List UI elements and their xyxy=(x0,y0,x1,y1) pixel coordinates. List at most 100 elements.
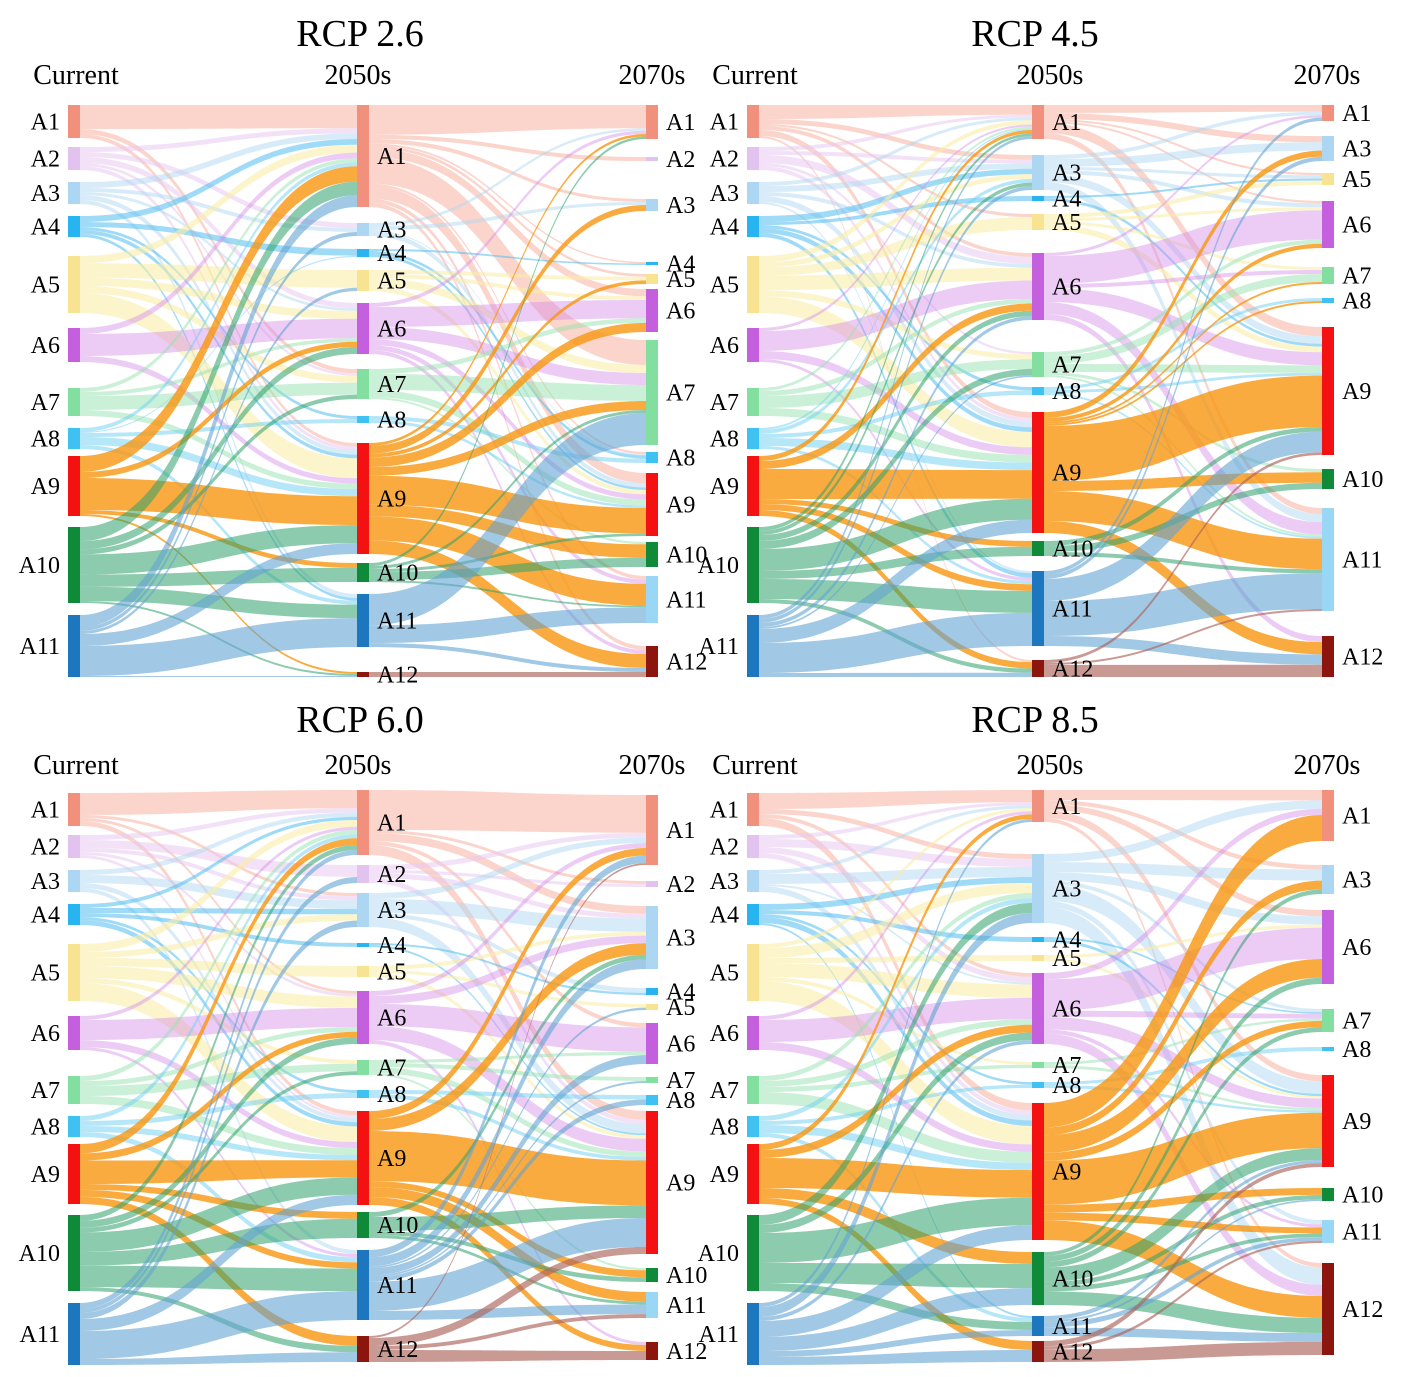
link-rcp60-s1-A9-A11 xyxy=(369,1187,646,1302)
node-label-rcp45-c0-A2: A2 xyxy=(710,147,739,173)
link-rcp85-s0-A8-A9 xyxy=(759,1125,1032,1171)
node-rcp60-c2-A7 xyxy=(646,1077,658,1083)
link-rcp60-s1-A7-A7 xyxy=(369,1063,646,1081)
node-rcp85-c1-A4 xyxy=(1032,937,1044,942)
node-label-rcp60-c2-A7: A7 xyxy=(666,1068,695,1094)
node-label-rcp26-c2-A11: A11 xyxy=(666,588,706,614)
link-rcp26-s1-A9-A7 xyxy=(369,401,646,476)
node-label-rcp45-c1-A3: A3 xyxy=(1052,161,1081,187)
link-rcp60-s0-A4-A3 xyxy=(80,908,357,915)
link-rcp60-s0-A2-A1 xyxy=(80,808,357,840)
node-label-rcp85-c2-A12: A12 xyxy=(1342,1297,1383,1323)
node-label-rcp26-c1-A4: A4 xyxy=(377,241,406,267)
link-rcp60-s1-A11-A6 xyxy=(369,1055,646,1276)
node-label-rcp26-c1-A5: A5 xyxy=(377,269,406,295)
node-rcp26-c0-A6 xyxy=(68,328,80,362)
link-rcp45-s0-A4-A3 xyxy=(759,168,1032,222)
node-label-rcp85-c2-A7: A7 xyxy=(1342,1009,1371,1035)
node-rcp45-c1-A6 xyxy=(1032,253,1044,320)
link-rcp60-s0-A8-A8 xyxy=(80,1093,357,1126)
link-rcp26-s1-A3-A9 xyxy=(369,231,646,488)
link-rcp45-s1-A10-A9 xyxy=(1044,427,1322,546)
node-rcp26-c0-A1 xyxy=(68,105,80,138)
node-rcp85-c1-A6 xyxy=(1032,973,1044,1044)
link-rcp45-s1-A1-A1 xyxy=(1044,105,1322,113)
node-rcp26-c1-A4 xyxy=(357,249,369,257)
link-rcp45-s1-A1-A9 xyxy=(1044,123,1322,337)
link-rcp26-s1-A7-A6 xyxy=(369,318,646,374)
link-rcp26-s1-A11-A7 xyxy=(369,413,646,626)
link-rcp26-s0-A8-A1 xyxy=(80,162,357,433)
node-label-rcp60-c2-A9: A9 xyxy=(666,1171,695,1197)
node-label-rcp85-c2-A3: A3 xyxy=(1342,868,1371,894)
link-rcp60-s1-A1-A3 xyxy=(369,833,646,914)
link-rcp60-s0-A5-A1 xyxy=(80,820,357,952)
link-rcp60-s0-A8-A1 xyxy=(80,834,357,1121)
link-rcp60-s0-A9-A11 xyxy=(80,1189,357,1269)
link-rcp45-s1-A5-A7 xyxy=(1044,221,1322,270)
node-label-rcp85-c1-A10: A10 xyxy=(1052,1267,1093,1293)
link-rcp26-s0-A11-A9 xyxy=(80,543,357,646)
link-rcp60-s0-A1-A1 xyxy=(80,790,357,815)
node-label-rcp60-c2-A10: A10 xyxy=(666,1263,707,1289)
node-rcp85-c1-A11 xyxy=(1032,1316,1044,1336)
node-rcp45-c0-A2 xyxy=(747,147,759,170)
link-rcp26-s0-A2-A1 xyxy=(80,128,357,152)
link-rcp85-s1-A3-A9 xyxy=(1044,884,1322,1094)
node-label-rcp60-c0-A9: A9 xyxy=(31,1162,60,1188)
link-rcp26-s1-A6-A6 xyxy=(369,300,646,327)
node-rcp26-c0-A3 xyxy=(68,182,80,204)
node-rcp60-c2-A3 xyxy=(646,906,658,969)
link-rcp26-s1-A10-A10 xyxy=(369,557,646,580)
node-rcp60-c1-A1 xyxy=(357,790,369,855)
link-rcp45-s1-A5-A9 xyxy=(1044,224,1322,353)
link-rcp45-s1-A9-A7 xyxy=(1044,282,1322,424)
node-label-rcp45-c2-A7: A7 xyxy=(1342,264,1371,290)
link-rcp45-s0-A8-A1 xyxy=(759,128,1032,430)
link-rcp45-s1-A9-A9 xyxy=(1044,375,1322,481)
link-rcp85-s0-A1-A9 xyxy=(759,818,1032,1111)
node-rcp45-c1-A10 xyxy=(1032,541,1044,556)
node-rcp45-c2-A1 xyxy=(1322,105,1334,121)
node-label-rcp45-c2-A8: A8 xyxy=(1342,289,1371,315)
node-rcp85-c2-A7 xyxy=(1322,1009,1334,1032)
node-label-rcp85-c1-A4: A4 xyxy=(1052,928,1081,954)
node-rcp60-c0-A6 xyxy=(68,1016,80,1050)
link-rcp60-s0-A10-A6 xyxy=(80,1037,357,1228)
link-rcp85-s1-A4-A9 xyxy=(1044,939,1322,1097)
link-rcp60-s1-A10-A9 xyxy=(369,1205,646,1231)
node-rcp85-c0-A2 xyxy=(747,835,759,858)
link-rcp26-s1-A1-A9 xyxy=(369,185,646,484)
link-rcp45-s0-A1-A12 xyxy=(759,136,1032,663)
link-rcp60-s0-A5-A5 xyxy=(80,958,357,977)
rcp45-header-2070s: 2070s xyxy=(1293,60,1361,91)
link-rcp45-s1-A1-A3 xyxy=(1044,113,1322,143)
node-label-rcp26-c1-A6: A6 xyxy=(377,317,406,343)
link-rcp60-s1-A6-A1 xyxy=(369,843,646,996)
panel-rcp60-title: RCP 6.0 xyxy=(296,699,424,741)
link-rcp85-s1-A12-A9 xyxy=(1044,1163,1322,1347)
link-rcp45-s0-A10-A9 xyxy=(759,498,1032,571)
node-label-rcp85-c2-A9: A9 xyxy=(1342,1109,1371,1135)
node-rcp60-c0-A11 xyxy=(68,1303,80,1365)
node-label-rcp45-c1-A10: A10 xyxy=(1052,537,1093,563)
link-rcp45-s1-A8-A9 xyxy=(1044,372,1322,393)
link-rcp60-s1-A3-A1 xyxy=(369,837,646,899)
link-rcp60-s1-A12-A12 xyxy=(369,1350,646,1362)
link-rcp60-s0-A1-A6 xyxy=(80,818,357,994)
link-rcp85-s0-A11-A9 xyxy=(759,1225,1032,1337)
node-rcp45-c2-A6 xyxy=(1322,201,1334,248)
node-label-rcp60-c2-A5: A5 xyxy=(666,995,695,1021)
link-rcp26-s0-A6-A9 xyxy=(80,356,357,484)
link-rcp45-s0-A9-A6 xyxy=(759,303,1032,469)
link-rcp85-s0-A9-A6 xyxy=(759,1024,1032,1158)
node-label-rcp45-c0-A10: A10 xyxy=(698,553,739,579)
link-rcp85-s0-A8-A8 xyxy=(759,1084,1032,1125)
link-rcp60-s0-A11-A11 xyxy=(80,1291,357,1359)
node-rcp26-c0-A5 xyxy=(68,256,80,313)
node-rcp26-c0-A8 xyxy=(68,428,80,449)
link-rcp26-s1-A6-A9 xyxy=(369,339,646,500)
node-rcp60-c1-A6 xyxy=(357,991,369,1044)
link-rcp60-s1-A11-A8 xyxy=(369,1099,646,1282)
node-label-rcp60-c2-A8: A8 xyxy=(666,1088,695,1114)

WORK REQUIRED: Update only the part of the items that opens with the line containing "link-rcp60-s1-A9-A11 xyxy=(369,1187,646,1302)" and closes with the line containing "link-rcp45-s1-A1-A1 xyxy=(1044,105,1322,113)". Replace "node-label" with "tag" and leave everything else unchanged.

ANSWER TO THIS PROBLEM:
link-rcp60-s1-A9-A11 xyxy=(369,1187,646,1302)
tag-rcp45-c0-A2: A2 xyxy=(710,147,739,173)
link-rcp85-s0-A8-A9 xyxy=(759,1125,1032,1171)
node-rcp60-c2-A7 xyxy=(646,1077,658,1083)
link-rcp60-s1-A7-A7 xyxy=(369,1063,646,1081)
node-rcp85-c1-A4 xyxy=(1032,937,1044,942)
tag-rcp60-c2-A7: A7 xyxy=(666,1068,695,1094)
tag-rcp26-c2-A11: A11 xyxy=(666,588,706,614)
link-rcp26-s1-A9-A7 xyxy=(369,401,646,476)
tag-rcp45-c1-A3: A3 xyxy=(1052,161,1081,187)
link-rcp60-s0-A4-A3 xyxy=(80,908,357,915)
link-rcp60-s0-A2-A1 xyxy=(80,808,357,840)
tag-rcp85-c2-A12: A12 xyxy=(1342,1297,1383,1323)
tag-rcp26-c1-A4: A4 xyxy=(377,241,406,267)
link-rcp60-s1-A11-A6 xyxy=(369,1055,646,1276)
tag-rcp26-c1-A5: A5 xyxy=(377,269,406,295)
node-rcp26-c0-A6 xyxy=(68,328,80,362)
link-rcp45-s0-A4-A3 xyxy=(759,168,1032,222)
tag-rcp85-c2-A7: A7 xyxy=(1342,1009,1371,1035)
node-rcp45-c1-A6 xyxy=(1032,253,1044,320)
link-rcp60-s0-A8-A8 xyxy=(80,1093,357,1126)
link-rcp26-s1-A3-A9 xyxy=(369,231,646,488)
link-rcp45-s1-A10-A9 xyxy=(1044,427,1322,546)
node-rcp26-c0-A1 xyxy=(68,105,80,138)
node-rcp85-c1-A6 xyxy=(1032,973,1044,1044)
link-rcp45-s1-A1-A1 xyxy=(1044,105,1322,113)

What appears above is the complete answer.